*Selected excerpt*
-------------------------

The updated patch looks good except for a few minor nitpicks:

Daniel Hartwig <mandyke@gmail.com> writes:
> From 46178db9eecc9ca402d9571c3ee520074f15ef5a Mon Sep 17 00:00:00 2001
> From: Daniel Hartwig <mandyke@gmail.com>
> Date: Mon, 8 Oct 2012 18:35:00 +0800
> Subject: [PATCH] In string-split, add support for character sets and
>  predicates.
>
> * libguile/srfi-13.c (string-split): Add support for splitting on
>   character sets and predicates, like string-index and others.
> * test-suite/tests/strings.test (string-split): Add tests covering
>   the new argument types.
> ---
>  libguile/srfi-13.c            |  102 +++++++++++++++++++++++++++++------------
>  libguile/srfi-13.h            |    2 +-
>  test-suite/tests/strings.test |   62 ++++++++++++++++++++++++-
>  3 files changed, 134 insertions(+), 32 deletions(-)
>
> diff --git a/libguile/srfi-13.c b/libguile/srfi-13.c
> index 2834553..605ba21 100644
> --- a/libguile/srfi-13.c
> +++ b/libguile/srfi-13.c
> @@ -2993,11 +2993,22 @@ SCM_DEFINE (scm_string_tokenize, "string-tokenize", 1, 3, 0,
>  #undef FUNC_NAME
>  
>  SCM_DEFINE (scm_string_split, "string-split", 2, 0, 0,
> -	    (SCM str, SCM chr),
> +	    (SCM str, SCM char_pred),
>  	    "Split the string @var{str} into a list of the substrings delimited\n"
> -	    "by appearances of the character @var{chr}.  Note that an empty substring\n"
> -	    "between separator characters will result in an empty string in the\n"
> -	    "result list.\n"
> +	    "by appearances of characters that\n"
> +            "\n"
> +            "@itemize @bullet\n"
> +            "@item\n"
> +            "equal @var{char_pred}, if it is a character,\n"
> +            "\n"
> +            "@item\n"
> +            "satisfy the predicate @var{char_pred}, if it is a procedure,\n"
> +            "\n"
> +            "@item\n"
> +            "are in the set @var{char_pred}, if it is a character set.\n"
> +            "@end itemize\n\n"
> +            "Note that an empty substring between separator characters\n"
> +            "will result in an empty string in the result list.\n"
>  	    "\n"
>  	    "@lisp\n"
>  	    "(string-split \"root:x:0:0:root:/root:/bin/bash\" #\\:)\n"
> @@ -3014,47 +3025,78 @@ SCM_DEFINE (scm_string_split, "string-split", 2, 0, 0,
>  	    "@end lisp")
>  #define FUNC_NAME s_scm_string_split
>  {
> -  long idx, last_idx;
> -  int narrow;
>    SCM res = SCM_EOL;
>  
>    SCM_VALIDATE_STRING (1, str);
> -  SCM_VALIDATE_CHAR (2, chr);
>    
> -  /* This is explicit wide/narrow logic (instead of using
> -     scm_i_string_ref) is a speed optimization.  */
> -  idx = scm_i_string_length (str);
> -  narrow = scm_i_is_narrow_string (str);
> -  if (narrow)
> +  if (SCM_CHARP (char_pred))
>      {
> -      const char *buf = scm_i_string_chars (str);
> -      while (idx >= 0)

-------------------------

*Record extracts*
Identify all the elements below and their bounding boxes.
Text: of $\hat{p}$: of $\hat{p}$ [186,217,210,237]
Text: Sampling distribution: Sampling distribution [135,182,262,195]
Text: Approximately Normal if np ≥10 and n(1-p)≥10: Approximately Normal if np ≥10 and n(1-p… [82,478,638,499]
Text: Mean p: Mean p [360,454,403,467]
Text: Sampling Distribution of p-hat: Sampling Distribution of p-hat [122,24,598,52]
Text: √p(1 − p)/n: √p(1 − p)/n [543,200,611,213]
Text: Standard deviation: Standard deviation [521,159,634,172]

-------------------------

*Description of the task*
Carry on the string-split patch from the point where it stops. The listing comes from a separate source and has no connection to the string-split patch.

*Reply*
> +      long idx, last_idx;
> +      int narrow;
> +
> +      /* This is explicit wide/narrow logic (instead of using
> +         scm_i_string_ref) is a speed optimization.  */
> +      idx = scm_i_string_length (str);
> +      narrow = scm_i_is_narrow_string (str);
> +      if (narrow)
>          {
> -          last_idx = idx;
> -          while (idx > 0 && buf[idx-1] != (char) SCM_CHAR(chr))
> -            idx--;
> -          if (idx >= 0)
> +          const char *buf = scm_i_string_chars (str);
> +          while (idx >= 0)
>              {
> -              res = scm_cons (scm_i_substring (str, idx, last_idx), res);
> -              idx--;
> +              last_idx = idx;
> +              while (idx > 0 && buf[idx-1] != (char) SCM_CHAR(char_pred))
> +                idx--;
> +              if (idx >= 0)
> +                {
> +                  res = scm_cons (scm_i_substring (str, idx, last_idx), res);
> +                  idx--;
> +                }
>              }
>          }
> +      else
> +        {
> +          const scm_t_wchar *buf = scm_i_string_wide_chars (str);
> +          while (idx >= 0)
> +            {
> +              last_idx = idx;
> +              while (idx > 0 && buf[idx-1] != SCM_CHAR(char_pred))
> +                idx--;
> +              if (idx >= 0)
> +                {
> +                  res = scm_cons (scm_i_substring (str, idx, last_idx), res);
> +                  idx--;
> +                }
> +            }
> +        }
> +      goto done;

This 'goto done' is a no-op.  Please remove it.

>      }
>    else
>      {
> -      const scm_t_wchar *buf = scm_i_string_wide_chars (str);
> -      while (idx >= 0)
> +      SCM sidx, slast_idx;
> +
> +      if (!SCM_CHARSETP (char_pred))
>          {
> -          last_idx = idx;
> -          while (idx > 0 && buf[idx-1] != SCM_CHAR(chr))
> -            idx--;
> -          if (idx >= 0)
> -            {
> -              res = scm_cons (scm_i_substring (str, idx, last_idx), res);
> -              idx--;
> -            }
> +          SCM_ASSERT (scm_is_true (scm_procedure_p (char_pred)),
> +                      char_pred, SCM_ARG2, FUNC_NAME);
> +        }

Please drop the unneeded curly braces above.

> +
> +      /* Supporting predicates and character sets involves handling SCM
> +         values so there is less chance to optimize. */
> +      slast_idx = scm_string_length (str);
> +      for (;;)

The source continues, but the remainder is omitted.